(begin)
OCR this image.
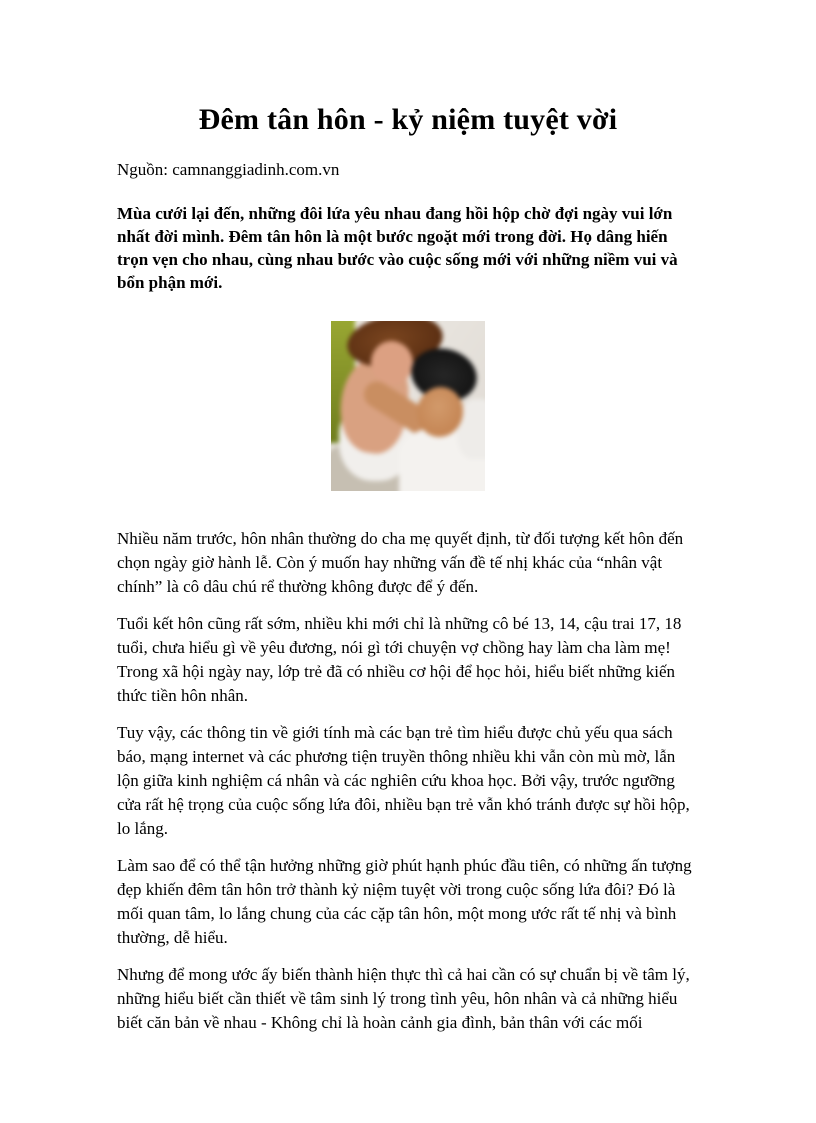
Đêm tân hôn - kỷ niệm tuyệt vời

Nguồn: camnanggiadinh.com.vn

Mùa cưới lại đến, những đôi lứa yêu nhau đang hồi hộp chờ đợi ngày vui lớn nhất đời mình. Đêm tân hôn là một bước ngoặt mới trong đời. Họ dâng hiến trọn vẹn cho nhau, cùng nhau bước vào cuộc sống mới với những niềm vui và bổn phận mới.

Nhiều năm trước, hôn nhân thường do cha mẹ quyết định, từ đối tượng kết hôn đến chọn ngày giờ hành lễ. Còn ý muốn hay những vấn đề tế nhị khác của “nhân vật chính” là cô dâu chú rể thường không được để ý đến.

Tuổi kết hôn cũng rất sớm, nhiều khi mới chỉ là những cô bé 13, 14, cậu trai 17, 18 tuổi, chưa hiểu gì về yêu đương, nói gì tới chuyện vợ chồng hay làm cha làm mẹ! Trong xã hội ngày nay, lớp trẻ đã có nhiều cơ hội để học hỏi, hiểu biết những kiến thức tiền hôn nhân.

Tuy vậy, các thông tin về giới tính mà các bạn trẻ tìm hiểu được chủ yếu qua sách báo, mạng internet và các phương tiện truyền thông nhiều khi vẫn còn mù mờ, lẫn lộn giữa kinh nghiệm cá nhân và các nghiên cứu khoa học. Bởi vậy, trước ngưỡng cửa rất hệ trọng của cuộc sống lứa đôi, nhiều bạn trẻ vẫn khó tránh được sự hồi hộp, lo lắng.

Làm sao để có thể tận hưởng những giờ phút hạnh phúc đầu tiên, có những ấn tượng đẹp khiến đêm tân hôn trở thành kỷ niệm tuyệt vời trong cuộc sống lứa đôi? Đó là mối quan tâm, lo lắng chung của các cặp tân hôn, một mong ước rất tế nhị và bình thường, dễ hiểu.

Nhưng để mong ước ấy biến thành hiện thực thì cả hai cần có sự chuẩn bị về tâm lý, những hiểu biết cần thiết về tâm sinh lý trong tình yêu, hôn nhân và cả những hiểu biết căn bản về nhau - Không chỉ là hoàn cảnh gia đình, bản thân với các mối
(end)
• [GOAL]
Pick every line with "mong" in it and copy it.

• [SOLUTION FOR THIS TASK]
Làm sao để có thể tận hưởng những giờ phút hạnh phúc đầu tiên, có những ấn tượng đẹp khiến đêm tân hôn trở thành kỷ niệm tuyệt vời trong cuộc sống lứa đôi? Đó là mối quan tâm, lo lắng chung của các cặp tân hôn, một mong ước rất tế nhị và bình thường, dễ hiểu.
Nhưng để mong ước ấy biến thành hiện thực thì cả hai cần có sự chuẩn bị về tâm lý, những hiểu biết cần thiết về tâm sinh lý trong tình yêu, hôn nhân và cả những hiểu biết căn bản về nhau - Không chỉ là hoàn cảnh gia đình, bản thân với các mối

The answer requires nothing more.